[To do] In the material below, count the lines with the word "الجلالة" and state that number only.

[Rows from a dataset]
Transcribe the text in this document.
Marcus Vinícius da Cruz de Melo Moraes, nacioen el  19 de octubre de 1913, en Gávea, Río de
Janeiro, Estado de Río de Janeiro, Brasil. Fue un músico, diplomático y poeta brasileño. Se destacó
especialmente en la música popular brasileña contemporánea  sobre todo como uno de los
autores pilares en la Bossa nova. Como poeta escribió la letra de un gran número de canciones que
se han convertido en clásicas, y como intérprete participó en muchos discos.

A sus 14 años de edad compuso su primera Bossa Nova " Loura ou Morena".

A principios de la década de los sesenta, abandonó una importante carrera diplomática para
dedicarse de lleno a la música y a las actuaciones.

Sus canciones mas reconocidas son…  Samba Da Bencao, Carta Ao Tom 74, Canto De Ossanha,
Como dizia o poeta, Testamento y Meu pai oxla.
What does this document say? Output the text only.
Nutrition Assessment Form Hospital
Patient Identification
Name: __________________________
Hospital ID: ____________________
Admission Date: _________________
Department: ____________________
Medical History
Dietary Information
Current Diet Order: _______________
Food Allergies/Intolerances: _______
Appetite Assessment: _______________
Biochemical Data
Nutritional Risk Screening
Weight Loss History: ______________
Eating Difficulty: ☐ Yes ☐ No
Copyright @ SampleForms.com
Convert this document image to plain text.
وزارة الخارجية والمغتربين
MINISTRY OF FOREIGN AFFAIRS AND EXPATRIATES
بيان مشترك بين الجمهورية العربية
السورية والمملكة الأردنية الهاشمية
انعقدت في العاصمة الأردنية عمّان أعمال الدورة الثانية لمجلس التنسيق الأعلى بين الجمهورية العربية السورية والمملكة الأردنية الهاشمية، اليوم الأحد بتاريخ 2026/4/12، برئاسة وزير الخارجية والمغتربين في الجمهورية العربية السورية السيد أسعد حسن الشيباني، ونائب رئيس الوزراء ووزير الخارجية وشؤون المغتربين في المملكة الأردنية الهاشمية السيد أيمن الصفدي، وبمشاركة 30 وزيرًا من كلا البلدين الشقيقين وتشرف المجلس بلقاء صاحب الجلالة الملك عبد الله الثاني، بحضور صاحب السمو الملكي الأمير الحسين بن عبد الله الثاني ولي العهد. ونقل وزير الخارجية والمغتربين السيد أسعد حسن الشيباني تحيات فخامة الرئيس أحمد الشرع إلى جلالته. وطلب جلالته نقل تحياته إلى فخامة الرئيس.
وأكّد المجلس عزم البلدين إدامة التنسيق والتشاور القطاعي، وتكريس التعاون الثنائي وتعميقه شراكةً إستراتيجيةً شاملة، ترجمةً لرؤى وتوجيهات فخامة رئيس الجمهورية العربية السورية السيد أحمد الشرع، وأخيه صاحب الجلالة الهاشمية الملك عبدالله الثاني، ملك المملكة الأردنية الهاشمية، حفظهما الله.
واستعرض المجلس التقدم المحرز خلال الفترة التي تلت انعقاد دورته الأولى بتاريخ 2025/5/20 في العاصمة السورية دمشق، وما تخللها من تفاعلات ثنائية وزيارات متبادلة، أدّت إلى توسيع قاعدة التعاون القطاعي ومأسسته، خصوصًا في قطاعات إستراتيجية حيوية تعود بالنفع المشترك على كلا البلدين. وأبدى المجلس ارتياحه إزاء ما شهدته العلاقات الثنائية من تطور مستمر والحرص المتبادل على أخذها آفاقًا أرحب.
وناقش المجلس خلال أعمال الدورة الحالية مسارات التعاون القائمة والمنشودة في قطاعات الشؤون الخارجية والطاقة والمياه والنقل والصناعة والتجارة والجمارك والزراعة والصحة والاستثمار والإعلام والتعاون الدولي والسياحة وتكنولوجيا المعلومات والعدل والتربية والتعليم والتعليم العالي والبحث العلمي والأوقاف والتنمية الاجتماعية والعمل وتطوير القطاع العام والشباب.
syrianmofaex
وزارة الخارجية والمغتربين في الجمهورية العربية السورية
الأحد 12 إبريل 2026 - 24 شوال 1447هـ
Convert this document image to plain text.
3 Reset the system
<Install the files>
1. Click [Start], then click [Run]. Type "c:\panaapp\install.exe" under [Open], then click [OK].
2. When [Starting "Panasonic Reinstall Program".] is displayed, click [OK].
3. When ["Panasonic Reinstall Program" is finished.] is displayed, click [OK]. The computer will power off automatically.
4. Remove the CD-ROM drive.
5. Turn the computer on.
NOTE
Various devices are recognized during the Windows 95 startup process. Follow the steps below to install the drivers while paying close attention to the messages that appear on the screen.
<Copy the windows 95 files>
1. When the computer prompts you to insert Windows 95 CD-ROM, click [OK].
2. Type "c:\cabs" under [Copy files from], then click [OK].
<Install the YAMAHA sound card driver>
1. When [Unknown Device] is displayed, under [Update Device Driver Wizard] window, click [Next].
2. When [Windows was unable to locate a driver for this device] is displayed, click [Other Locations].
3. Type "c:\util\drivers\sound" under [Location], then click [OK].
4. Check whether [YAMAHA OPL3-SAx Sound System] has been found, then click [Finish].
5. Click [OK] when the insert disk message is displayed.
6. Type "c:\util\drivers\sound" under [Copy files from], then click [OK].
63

[Answer to this exercise] 2